- **Collected data**
--- start ---
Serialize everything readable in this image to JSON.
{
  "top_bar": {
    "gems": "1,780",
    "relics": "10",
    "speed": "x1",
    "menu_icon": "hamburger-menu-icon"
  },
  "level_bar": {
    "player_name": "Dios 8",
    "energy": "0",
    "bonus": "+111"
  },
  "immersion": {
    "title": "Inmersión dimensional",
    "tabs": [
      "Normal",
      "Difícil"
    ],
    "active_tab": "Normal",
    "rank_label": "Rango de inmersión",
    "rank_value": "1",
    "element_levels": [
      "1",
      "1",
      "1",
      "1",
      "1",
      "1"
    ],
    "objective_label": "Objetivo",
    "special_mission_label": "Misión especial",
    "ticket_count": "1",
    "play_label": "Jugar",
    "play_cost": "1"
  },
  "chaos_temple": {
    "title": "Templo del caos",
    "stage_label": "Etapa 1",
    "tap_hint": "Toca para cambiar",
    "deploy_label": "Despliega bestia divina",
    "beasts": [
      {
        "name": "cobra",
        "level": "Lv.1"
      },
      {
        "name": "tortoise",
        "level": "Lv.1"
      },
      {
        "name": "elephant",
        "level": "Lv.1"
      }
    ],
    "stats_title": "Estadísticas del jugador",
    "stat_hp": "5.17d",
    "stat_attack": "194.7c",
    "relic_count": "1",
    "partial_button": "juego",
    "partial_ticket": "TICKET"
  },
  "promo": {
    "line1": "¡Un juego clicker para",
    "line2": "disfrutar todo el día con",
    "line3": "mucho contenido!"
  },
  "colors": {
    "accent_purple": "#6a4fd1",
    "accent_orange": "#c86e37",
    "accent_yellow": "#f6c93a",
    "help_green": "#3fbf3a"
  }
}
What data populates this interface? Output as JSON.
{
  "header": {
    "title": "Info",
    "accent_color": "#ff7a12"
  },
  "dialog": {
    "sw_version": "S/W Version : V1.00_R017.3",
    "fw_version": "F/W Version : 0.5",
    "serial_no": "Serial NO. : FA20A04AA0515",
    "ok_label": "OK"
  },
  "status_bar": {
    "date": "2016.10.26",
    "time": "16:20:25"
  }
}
--- end ---
- **Given exercise**
Give again, word for word, every line from the one holding "What data populates" to the end of the data.

- **Answer**
What data populates this interface? Output as JSON.
{
  "header": {
    "title": "Info",
    "accent_color": "#ff7a12"
  },
  "dialog": {
    "sw_version": "S/W Version : V1.00_R017.3",
    "fw_version": "F/W Version : 0.5",
    "serial_no": "Serial NO. : FA20A04AA0515",
    "ok_label": "OK"
  },
  "status_bar": {
    "date": "2016.10.26",
    "time": "16:20:25"
  }
}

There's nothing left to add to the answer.